INSTRUCTIONS TO FOLLOW. Reproduce each of the entries below line for line, without alteration, and omit the pictures from your reproduction.

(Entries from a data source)
-------------------------

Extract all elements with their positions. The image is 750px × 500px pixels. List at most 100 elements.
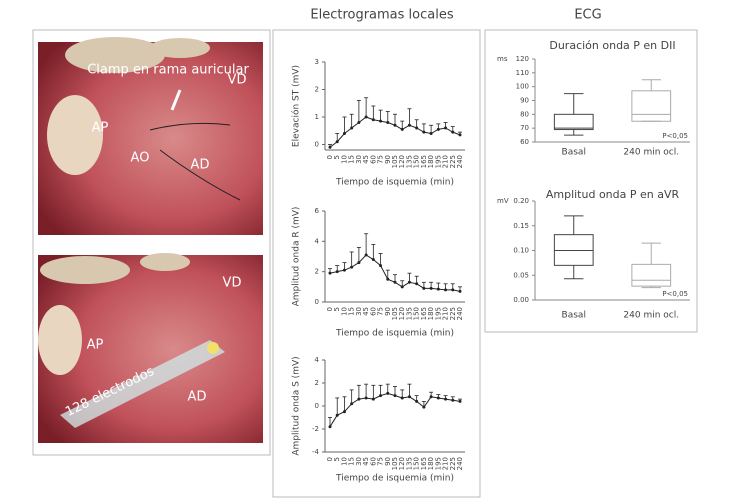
chart-title: Amplitud onda P en aVR bbox=[546, 188, 680, 201]
point bbox=[379, 264, 383, 268]
point bbox=[357, 121, 361, 124]
x-axis-title: Tiempo de isquemia (min) bbox=[335, 178, 454, 188]
photo-label: AD bbox=[191, 158, 210, 173]
point bbox=[451, 288, 455, 292]
y-tick-label: 0 bbox=[315, 298, 319, 306]
point bbox=[393, 280, 397, 284]
x-tick-label: 165 bbox=[420, 307, 428, 320]
point bbox=[357, 397, 361, 401]
y-unit: ms bbox=[497, 55, 508, 63]
x-tick-label: 0 bbox=[326, 457, 334, 461]
line bbox=[329, 254, 461, 292]
x-tick-label: 240 bbox=[456, 155, 464, 168]
point bbox=[444, 126, 448, 130]
x-tick-label: 5 bbox=[333, 457, 341, 461]
x-tick-label: 240 min ocl. bbox=[623, 148, 679, 158]
x-tick-label: 135 bbox=[405, 155, 413, 168]
photo-label: AP bbox=[87, 338, 104, 353]
y-tick-label: 2 bbox=[315, 379, 319, 387]
x-tick-label: 90 bbox=[384, 155, 392, 164]
point bbox=[436, 396, 440, 400]
x-tick-label: 120 bbox=[398, 307, 406, 320]
point bbox=[350, 402, 354, 406]
x-tick-label: 60 bbox=[369, 457, 377, 466]
point bbox=[342, 132, 346, 135]
x-tick-label: 240 min ocl. bbox=[623, 311, 679, 321]
x-tick-label: 60 bbox=[369, 307, 377, 316]
y-tick-label: 100 bbox=[516, 83, 529, 91]
x-tick-label: 10 bbox=[340, 155, 348, 164]
y-tick-label: 0.20 bbox=[513, 197, 529, 205]
x-tick-label: 165 bbox=[420, 457, 428, 470]
x-tick-label: 210 bbox=[442, 155, 450, 168]
y-tick-label: 0.15 bbox=[513, 222, 529, 230]
point bbox=[342, 268, 346, 272]
y-unit: mV bbox=[497, 197, 509, 205]
point bbox=[350, 265, 354, 269]
point bbox=[386, 277, 390, 281]
point bbox=[451, 130, 455, 134]
x-tick-label: 240 bbox=[456, 307, 464, 320]
x-tick-label: 45 bbox=[362, 307, 370, 316]
annotation: P<0,05 bbox=[662, 290, 688, 298]
point bbox=[407, 395, 411, 399]
point bbox=[386, 121, 390, 124]
egm-panel bbox=[272, 29, 481, 498]
point bbox=[422, 405, 426, 409]
x-tick-label: 105 bbox=[391, 155, 399, 168]
chart-title: Duración onda P en DII bbox=[549, 39, 675, 52]
x-tick-label: 150 bbox=[413, 307, 421, 320]
line bbox=[329, 392, 461, 427]
y-tick-label: 0 bbox=[315, 141, 319, 149]
point bbox=[393, 394, 397, 398]
y-axis-title: Amplitud onda R (mV) bbox=[292, 207, 302, 307]
photo-label: Clamp en rama auricular bbox=[87, 63, 249, 78]
point bbox=[458, 133, 462, 137]
y-tick-label: 4 bbox=[315, 237, 320, 245]
x-tick-label: 225 bbox=[449, 155, 457, 168]
x-tick-label: 45 bbox=[362, 155, 370, 164]
x-tick-label: 30 bbox=[355, 307, 363, 316]
photo-label: AO bbox=[131, 151, 150, 166]
point bbox=[328, 425, 332, 429]
x-tick-label: Basal bbox=[562, 148, 586, 158]
y-tick-label: 0.05 bbox=[513, 271, 529, 279]
x-tick-label: 90 bbox=[384, 457, 392, 466]
photo-label: VD bbox=[223, 276, 242, 291]
y-tick-label: -4 bbox=[312, 448, 320, 456]
photo bbox=[38, 37, 263, 235]
point bbox=[335, 140, 339, 144]
x-tick-label: 210 bbox=[442, 307, 450, 320]
header: Electrogramas locales bbox=[310, 8, 453, 23]
point bbox=[400, 285, 404, 289]
point bbox=[386, 391, 390, 395]
photo-label: AP bbox=[92, 121, 109, 136]
x-tick-label: 75 bbox=[377, 155, 385, 164]
point bbox=[429, 395, 433, 399]
point bbox=[400, 127, 404, 131]
x-tick-label: 10 bbox=[340, 307, 348, 316]
box bbox=[631, 90, 672, 122]
y-tick-label: 1 bbox=[315, 113, 319, 121]
x-tick-label: 225 bbox=[449, 307, 457, 320]
x-axis-title: Tiempo de isquemia (min) bbox=[335, 474, 454, 484]
x-tick-label: 0 bbox=[326, 155, 334, 159]
ecg-panel bbox=[484, 29, 698, 333]
y-tick-label: 70 bbox=[520, 124, 529, 132]
x-tick-label: 15 bbox=[348, 307, 356, 316]
point bbox=[364, 253, 368, 257]
x-tick-label: 180 bbox=[427, 457, 435, 470]
point bbox=[451, 398, 455, 402]
y-tick-label: 0 bbox=[315, 402, 319, 410]
x-tick-label: 150 bbox=[413, 155, 421, 168]
x-tick-label: 15 bbox=[348, 457, 356, 466]
photo bbox=[38, 253, 263, 443]
point bbox=[371, 258, 375, 262]
point bbox=[342, 410, 346, 414]
point bbox=[458, 289, 462, 293]
point bbox=[371, 118, 375, 122]
y-tick-label: 4 bbox=[315, 356, 320, 364]
photo-label: VD bbox=[228, 73, 247, 88]
y-tick-label: 110 bbox=[516, 69, 529, 77]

-------------------------

ANSWER TO THIS PROBLEM.
Extract all elements with their positions. The image is 750px × 500px pixels. List at most 100 elements.
chart-title: Amplitud onda P en aVR bbox=[546, 188, 680, 201]
point bbox=[379, 264, 383, 268]
point bbox=[357, 121, 361, 124]
x-axis-title: Tiempo de isquemia (min) bbox=[335, 178, 454, 188]
photo-label: AD bbox=[191, 158, 210, 173]
point bbox=[451, 288, 455, 292]
y-tick-label: 0 bbox=[315, 298, 319, 306]
point bbox=[393, 280, 397, 284]
x-tick-label: 165 bbox=[420, 307, 428, 320]
point bbox=[357, 397, 361, 401]
y-unit: ms bbox=[497, 55, 508, 63]
x-tick-label: 0 bbox=[326, 457, 334, 461]
line bbox=[329, 254, 461, 292]
x-tick-label: 240 bbox=[456, 155, 464, 168]
point bbox=[444, 126, 448, 130]
x-tick-label: 5 bbox=[333, 457, 341, 461]
x-tick-label: 240 min ocl. bbox=[623, 148, 679, 158]
x-tick-label: 135 bbox=[405, 155, 413, 168]
photo-label: AP bbox=[87, 338, 104, 353]
y-tick-label: 2 bbox=[315, 379, 319, 387]
x-tick-label: 90 bbox=[384, 155, 392, 164]
point bbox=[436, 396, 440, 400]
x-tick-label: 120 bbox=[398, 307, 406, 320]
point bbox=[350, 402, 354, 406]
x-tick-label: 60 bbox=[369, 457, 377, 466]
point bbox=[342, 132, 346, 135]
x-tick-label: 240 min ocl. bbox=[623, 311, 679, 321]
x-tick-label: 60 bbox=[369, 307, 377, 316]
y-tick-label: 100 bbox=[516, 83, 529, 91]
x-tick-label: 10 bbox=[340, 155, 348, 164]
y-tick-label: 0.20 bbox=[513, 197, 529, 205]
x-tick-label: 165 bbox=[420, 457, 428, 470]
x-tick-label: 210 bbox=[442, 155, 450, 168]
y-tick-label: 0.15 bbox=[513, 222, 529, 230]
point bbox=[342, 268, 346, 272]
y-unit: mV bbox=[497, 197, 509, 205]
point bbox=[350, 265, 354, 269]
point bbox=[386, 277, 390, 281]
point bbox=[451, 130, 455, 134]
x-tick-label: 240 bbox=[456, 307, 464, 320]
x-tick-label: 45 bbox=[362, 307, 370, 316]
annotation: P<0,05 bbox=[662, 290, 688, 298]
point bbox=[407, 395, 411, 399]
point bbox=[386, 121, 390, 124]
egm-panel bbox=[272, 29, 481, 498]
point bbox=[422, 405, 426, 409]
x-tick-label: 105 bbox=[391, 155, 399, 168]
chart-title: Duración onda P en DII bbox=[549, 39, 675, 52]
x-tick-label: 150 bbox=[413, 307, 421, 320]
line bbox=[329, 392, 461, 427]
y-tick-label: 0 bbox=[315, 141, 319, 149]
point bbox=[393, 394, 397, 398]
y-axis-title: Amplitud onda R (mV) bbox=[292, 207, 302, 307]
photo-label: Clamp en rama auricular bbox=[87, 63, 249, 78]
point bbox=[458, 133, 462, 137]
y-tick-label: 4 bbox=[315, 237, 320, 245]
x-tick-label: 225 bbox=[449, 155, 457, 168]
x-tick-label: 45 bbox=[362, 155, 370, 164]
x-tick-label: 30 bbox=[355, 307, 363, 316]
photo-label: AO bbox=[131, 151, 150, 166]
point bbox=[328, 425, 332, 429]
x-tick-label: Basal bbox=[562, 148, 586, 158]
y-tick-label: 0.05 bbox=[513, 271, 529, 279]
x-tick-label: 90 bbox=[384, 457, 392, 466]
photo-label: VD bbox=[223, 276, 242, 291]
y-tick-label: -4 bbox=[312, 448, 320, 456]
photo bbox=[38, 37, 263, 235]
point bbox=[335, 140, 339, 144]
x-tick-label: 210 bbox=[442, 307, 450, 320]
header: Electrogramas locales bbox=[310, 8, 453, 23]
point bbox=[400, 285, 404, 289]
point bbox=[386, 391, 390, 395]
photo-label: AP bbox=[92, 121, 109, 136]
x-tick-label: 75 bbox=[377, 155, 385, 164]
point bbox=[429, 395, 433, 399]
point bbox=[400, 127, 404, 131]
x-tick-label: 10 bbox=[340, 307, 348, 316]
box bbox=[631, 90, 672, 122]
y-tick-label: 1 bbox=[315, 113, 319, 121]
x-tick-label: 225 bbox=[449, 307, 457, 320]
x-axis-title: Tiempo de isquemia (min) bbox=[335, 474, 454, 484]
x-tick-label: 0 bbox=[326, 155, 334, 159]
ecg-panel bbox=[484, 29, 698, 333]
y-tick-label: 70 bbox=[520, 124, 529, 132]
x-tick-label: 15 bbox=[348, 307, 356, 316]
point bbox=[364, 253, 368, 257]
x-tick-label: 180 bbox=[427, 457, 435, 470]
point bbox=[451, 398, 455, 402]
y-tick-label: 0 bbox=[315, 402, 319, 410]
x-tick-label: 150 bbox=[413, 155, 421, 168]
x-tick-label: 15 bbox=[348, 457, 356, 466]
photo bbox=[38, 253, 263, 443]
point bbox=[371, 258, 375, 262]
point bbox=[342, 410, 346, 414]
point bbox=[458, 289, 462, 293]
point bbox=[371, 118, 375, 122]
y-tick-label: 4 bbox=[315, 356, 320, 364]
photo-label: VD bbox=[228, 73, 247, 88]
y-tick-label: 110 bbox=[516, 69, 529, 77]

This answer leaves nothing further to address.